Extract provided ▸
Are Anti-Conversion Laws The Antithesis To Secularism? A Critical Analysis Exploring The (Un) Constitutionality Of Anti-Conversion Laws. By - Vasundhara Saxena
Are Anti-Conversion Laws The
Antithesis To Secularism? A Critical Analysis Exploring The (Un)
Constitutionality Of Anti-Conversion Laws.
Authored By - Vasundhara Saxena
Recently, conversion of religion has become the focal point of media,
political, judicial, and legislative attention in India. The anti-conversion
law bandwagon is being joined by multiple states in India – the State of
Uttarakhand has been the latest to join in by passing the Uttarakhand Freedom
of Religion (Amendment) Bill, 2022 which introduced stricter laws against
conversion. Presently, 10 states in India have passed laws that impose punitive
consequences on individuals who convert their religion or participate in the
process of conversion. Some of these laws have been challenged in High courts.
Some remain to be challenged. With the setting of a precedent like Justice
K.S.Puttaswamy (Retd.) vs Union Of India[1], can the previous
position of the Hon’ble Supreme Court sustain? And if it cannot sustain, then can
the state laws made as a consequence of such legitimisation sustain? This
article seeks to analyse and address how most anti-conversion laws violate the
vires of the Constitution and impinge on basic fundamental rights like privacy
and the right to freedom of religion. Multiple provisions from multiple acts
have been discussed below.
1.

Data excerpts ▸
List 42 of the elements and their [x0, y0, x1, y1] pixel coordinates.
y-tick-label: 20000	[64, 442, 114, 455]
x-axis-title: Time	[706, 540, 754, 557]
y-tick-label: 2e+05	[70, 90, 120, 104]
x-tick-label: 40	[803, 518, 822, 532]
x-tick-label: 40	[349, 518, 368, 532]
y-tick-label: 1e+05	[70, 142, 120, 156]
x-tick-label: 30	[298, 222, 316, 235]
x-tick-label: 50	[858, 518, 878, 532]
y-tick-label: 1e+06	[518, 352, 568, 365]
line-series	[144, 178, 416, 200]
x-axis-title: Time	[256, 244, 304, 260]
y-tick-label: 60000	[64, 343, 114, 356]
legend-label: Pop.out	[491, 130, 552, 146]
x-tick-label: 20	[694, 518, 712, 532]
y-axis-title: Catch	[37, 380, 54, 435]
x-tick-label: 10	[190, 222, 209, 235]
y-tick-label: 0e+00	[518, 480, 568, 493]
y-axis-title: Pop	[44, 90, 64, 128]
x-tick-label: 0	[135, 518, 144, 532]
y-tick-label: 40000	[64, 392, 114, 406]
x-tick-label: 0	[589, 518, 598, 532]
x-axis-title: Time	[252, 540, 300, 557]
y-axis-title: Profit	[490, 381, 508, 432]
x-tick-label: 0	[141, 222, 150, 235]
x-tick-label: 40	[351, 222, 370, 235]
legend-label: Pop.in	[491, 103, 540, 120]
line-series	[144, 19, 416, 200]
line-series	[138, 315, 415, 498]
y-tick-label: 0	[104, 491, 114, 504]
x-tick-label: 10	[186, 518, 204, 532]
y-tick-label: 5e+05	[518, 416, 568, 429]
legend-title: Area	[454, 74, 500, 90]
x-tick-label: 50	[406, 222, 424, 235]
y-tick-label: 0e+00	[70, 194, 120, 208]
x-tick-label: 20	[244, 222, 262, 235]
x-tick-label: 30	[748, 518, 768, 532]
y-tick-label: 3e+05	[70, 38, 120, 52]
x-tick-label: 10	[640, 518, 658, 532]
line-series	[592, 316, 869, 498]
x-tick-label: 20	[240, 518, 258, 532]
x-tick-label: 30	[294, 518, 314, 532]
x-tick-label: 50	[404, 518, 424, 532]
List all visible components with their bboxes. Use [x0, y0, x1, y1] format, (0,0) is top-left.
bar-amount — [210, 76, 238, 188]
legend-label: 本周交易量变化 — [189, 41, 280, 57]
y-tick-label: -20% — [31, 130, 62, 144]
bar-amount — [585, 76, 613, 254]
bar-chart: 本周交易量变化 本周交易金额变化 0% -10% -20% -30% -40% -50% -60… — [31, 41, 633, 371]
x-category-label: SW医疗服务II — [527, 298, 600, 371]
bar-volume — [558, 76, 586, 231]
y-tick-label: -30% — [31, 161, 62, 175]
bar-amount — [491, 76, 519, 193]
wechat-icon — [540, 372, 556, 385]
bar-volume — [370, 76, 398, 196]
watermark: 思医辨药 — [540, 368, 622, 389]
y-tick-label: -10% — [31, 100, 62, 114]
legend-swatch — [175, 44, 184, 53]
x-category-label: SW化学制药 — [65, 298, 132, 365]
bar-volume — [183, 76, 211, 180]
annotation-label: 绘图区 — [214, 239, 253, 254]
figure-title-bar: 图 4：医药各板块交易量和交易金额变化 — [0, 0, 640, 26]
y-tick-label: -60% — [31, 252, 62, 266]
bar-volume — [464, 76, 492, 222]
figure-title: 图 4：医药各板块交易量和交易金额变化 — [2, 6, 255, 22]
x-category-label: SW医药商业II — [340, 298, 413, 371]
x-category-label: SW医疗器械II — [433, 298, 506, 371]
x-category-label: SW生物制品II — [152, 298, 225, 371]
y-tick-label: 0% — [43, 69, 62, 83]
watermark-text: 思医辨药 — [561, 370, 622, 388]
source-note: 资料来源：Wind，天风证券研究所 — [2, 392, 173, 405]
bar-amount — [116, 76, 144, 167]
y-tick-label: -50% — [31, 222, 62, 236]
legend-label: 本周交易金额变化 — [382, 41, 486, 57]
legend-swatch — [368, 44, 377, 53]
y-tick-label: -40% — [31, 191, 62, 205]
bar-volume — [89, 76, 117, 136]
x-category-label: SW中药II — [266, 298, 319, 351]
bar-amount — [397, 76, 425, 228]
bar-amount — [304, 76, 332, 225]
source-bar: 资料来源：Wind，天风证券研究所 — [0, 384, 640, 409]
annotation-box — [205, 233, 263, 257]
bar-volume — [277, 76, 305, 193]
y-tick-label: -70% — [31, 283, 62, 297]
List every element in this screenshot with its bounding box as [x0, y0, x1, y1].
...
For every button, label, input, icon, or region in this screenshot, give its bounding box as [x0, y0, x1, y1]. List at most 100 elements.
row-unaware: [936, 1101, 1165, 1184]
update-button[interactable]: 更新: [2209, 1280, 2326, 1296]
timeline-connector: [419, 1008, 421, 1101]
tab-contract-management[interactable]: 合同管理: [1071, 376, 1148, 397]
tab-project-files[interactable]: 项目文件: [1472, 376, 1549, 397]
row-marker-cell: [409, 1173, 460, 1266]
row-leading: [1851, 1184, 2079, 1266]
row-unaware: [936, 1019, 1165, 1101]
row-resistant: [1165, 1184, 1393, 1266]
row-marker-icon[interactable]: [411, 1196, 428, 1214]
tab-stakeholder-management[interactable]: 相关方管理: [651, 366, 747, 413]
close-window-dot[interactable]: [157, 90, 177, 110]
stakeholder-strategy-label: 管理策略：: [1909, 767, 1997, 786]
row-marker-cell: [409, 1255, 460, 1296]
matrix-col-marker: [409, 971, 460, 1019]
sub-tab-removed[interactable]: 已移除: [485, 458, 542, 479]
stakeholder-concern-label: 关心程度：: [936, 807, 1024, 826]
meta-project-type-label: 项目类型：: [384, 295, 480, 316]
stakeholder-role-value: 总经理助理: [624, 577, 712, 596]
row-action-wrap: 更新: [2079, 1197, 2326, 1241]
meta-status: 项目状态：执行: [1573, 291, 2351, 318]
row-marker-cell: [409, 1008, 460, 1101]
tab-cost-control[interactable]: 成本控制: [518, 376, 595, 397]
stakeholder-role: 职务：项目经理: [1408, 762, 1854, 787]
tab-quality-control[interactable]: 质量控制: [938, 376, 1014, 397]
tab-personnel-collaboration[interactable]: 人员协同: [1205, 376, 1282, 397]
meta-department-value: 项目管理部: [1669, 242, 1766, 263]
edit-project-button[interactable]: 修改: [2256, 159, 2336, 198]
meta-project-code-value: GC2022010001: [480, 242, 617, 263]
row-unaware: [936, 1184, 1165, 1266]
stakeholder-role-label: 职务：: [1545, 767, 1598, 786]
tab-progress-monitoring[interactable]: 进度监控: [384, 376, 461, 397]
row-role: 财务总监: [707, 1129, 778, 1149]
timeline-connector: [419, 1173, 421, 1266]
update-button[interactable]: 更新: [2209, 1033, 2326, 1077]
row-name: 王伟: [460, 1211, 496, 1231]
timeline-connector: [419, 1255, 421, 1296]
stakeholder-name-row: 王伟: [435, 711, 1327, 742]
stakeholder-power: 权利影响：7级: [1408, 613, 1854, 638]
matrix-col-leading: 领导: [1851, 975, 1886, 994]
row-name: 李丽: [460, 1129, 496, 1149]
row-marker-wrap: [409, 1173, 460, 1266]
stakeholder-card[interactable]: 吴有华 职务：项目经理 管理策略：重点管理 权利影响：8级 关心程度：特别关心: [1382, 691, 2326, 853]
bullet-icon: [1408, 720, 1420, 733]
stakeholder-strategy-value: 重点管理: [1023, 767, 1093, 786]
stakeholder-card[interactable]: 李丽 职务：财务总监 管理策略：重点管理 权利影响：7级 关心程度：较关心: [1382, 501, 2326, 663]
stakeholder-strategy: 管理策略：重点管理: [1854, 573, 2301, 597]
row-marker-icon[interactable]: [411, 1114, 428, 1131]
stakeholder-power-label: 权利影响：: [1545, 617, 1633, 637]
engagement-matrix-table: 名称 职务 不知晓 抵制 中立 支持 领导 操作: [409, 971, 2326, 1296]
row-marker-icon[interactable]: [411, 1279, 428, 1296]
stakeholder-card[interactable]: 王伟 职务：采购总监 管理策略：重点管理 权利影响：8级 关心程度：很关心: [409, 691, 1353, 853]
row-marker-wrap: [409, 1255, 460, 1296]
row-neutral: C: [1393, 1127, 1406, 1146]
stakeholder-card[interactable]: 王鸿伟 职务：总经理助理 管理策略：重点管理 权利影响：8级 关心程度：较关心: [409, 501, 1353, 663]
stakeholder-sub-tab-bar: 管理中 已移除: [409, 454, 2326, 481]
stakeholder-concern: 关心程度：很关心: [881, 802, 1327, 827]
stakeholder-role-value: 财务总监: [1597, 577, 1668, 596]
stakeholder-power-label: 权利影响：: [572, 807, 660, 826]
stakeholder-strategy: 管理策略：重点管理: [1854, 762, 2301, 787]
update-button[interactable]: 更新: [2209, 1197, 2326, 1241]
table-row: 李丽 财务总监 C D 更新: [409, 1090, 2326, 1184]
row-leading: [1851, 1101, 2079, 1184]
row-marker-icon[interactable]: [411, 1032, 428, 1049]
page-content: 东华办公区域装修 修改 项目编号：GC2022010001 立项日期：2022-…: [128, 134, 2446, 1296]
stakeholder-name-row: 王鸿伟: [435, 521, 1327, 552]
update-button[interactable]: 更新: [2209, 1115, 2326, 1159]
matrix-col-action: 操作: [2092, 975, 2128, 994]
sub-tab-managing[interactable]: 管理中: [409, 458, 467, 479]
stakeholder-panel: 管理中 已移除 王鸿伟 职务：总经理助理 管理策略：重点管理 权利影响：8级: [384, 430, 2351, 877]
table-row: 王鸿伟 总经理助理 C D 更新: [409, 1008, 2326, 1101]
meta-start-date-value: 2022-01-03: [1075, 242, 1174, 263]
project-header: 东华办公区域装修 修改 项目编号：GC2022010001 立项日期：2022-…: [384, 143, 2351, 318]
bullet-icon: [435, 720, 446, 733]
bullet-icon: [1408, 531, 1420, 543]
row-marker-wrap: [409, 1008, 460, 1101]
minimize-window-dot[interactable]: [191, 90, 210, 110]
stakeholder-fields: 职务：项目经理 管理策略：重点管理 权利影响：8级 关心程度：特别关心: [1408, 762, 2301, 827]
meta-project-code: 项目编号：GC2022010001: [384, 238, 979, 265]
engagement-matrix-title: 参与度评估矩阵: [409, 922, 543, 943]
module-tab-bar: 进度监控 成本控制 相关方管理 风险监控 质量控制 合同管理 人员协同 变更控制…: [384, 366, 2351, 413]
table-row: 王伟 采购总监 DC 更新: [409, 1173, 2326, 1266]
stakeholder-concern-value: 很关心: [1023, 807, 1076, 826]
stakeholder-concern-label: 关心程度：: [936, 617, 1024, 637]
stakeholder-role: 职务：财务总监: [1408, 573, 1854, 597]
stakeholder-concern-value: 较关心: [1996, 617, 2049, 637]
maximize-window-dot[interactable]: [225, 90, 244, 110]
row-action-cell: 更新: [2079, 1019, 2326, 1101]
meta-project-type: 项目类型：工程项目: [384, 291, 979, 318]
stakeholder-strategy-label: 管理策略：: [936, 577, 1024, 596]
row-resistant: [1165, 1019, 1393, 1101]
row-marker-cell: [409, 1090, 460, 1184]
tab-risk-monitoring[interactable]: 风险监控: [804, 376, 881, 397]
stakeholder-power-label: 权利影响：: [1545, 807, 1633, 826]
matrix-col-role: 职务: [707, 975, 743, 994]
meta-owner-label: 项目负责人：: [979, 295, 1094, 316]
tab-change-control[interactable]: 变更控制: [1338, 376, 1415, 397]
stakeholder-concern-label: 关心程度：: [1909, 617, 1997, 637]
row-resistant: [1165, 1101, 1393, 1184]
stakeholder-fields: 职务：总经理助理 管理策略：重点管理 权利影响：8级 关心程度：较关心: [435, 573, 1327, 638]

Stated exercise ▸ Copy out the whole anti-conversion laws article above, word for word.

Finished exercise ▸
Are Anti-Conversion Laws The Antithesis To Secularism? A Critical Analysis Exploring The (Un) Constitutionality Of Anti-Conversion Laws. By - Vasundhara Saxena
Are Anti-Conversion Laws The
Antithesis To Secularism? A Critical Analysis Exploring The (Un)
Constitutionality Of Anti-Conversion Laws.
Authored By - Vasundhara Saxena
Recently, conversion of religion has become the focal point of media,
political, judicial, and legislative attention in India. The anti-conversion
law bandwagon is being joined by multiple states in India – the State of
Uttarakhand has been the latest to join in by passing the Uttarakhand Freedom
of Religion (Amendment) Bill, 2022 which introduced stricter laws against
conversion. Presently, 10 states in India have passed laws that impose punitive
consequences on individuals who convert their religion or participate in the
process of conversion. Some of these laws have been challenged in High courts.
Some remain to be challenged. With the setting of a precedent like Justice
K.S.Puttaswamy (Retd.) vs Union Of India[1], can the previous
position of the Hon’ble Supreme Court sustain? And if it cannot sustain, then can
the state laws made as a consequence of such legitimisation sustain? This
article seeks to analyse and address how most anti-conversion laws violate the
vires of the Constitution and impinge on basic fundamental rights like privacy
and the right to freedom of religion. Multiple provisions from multiple acts
have been discussed below.
1.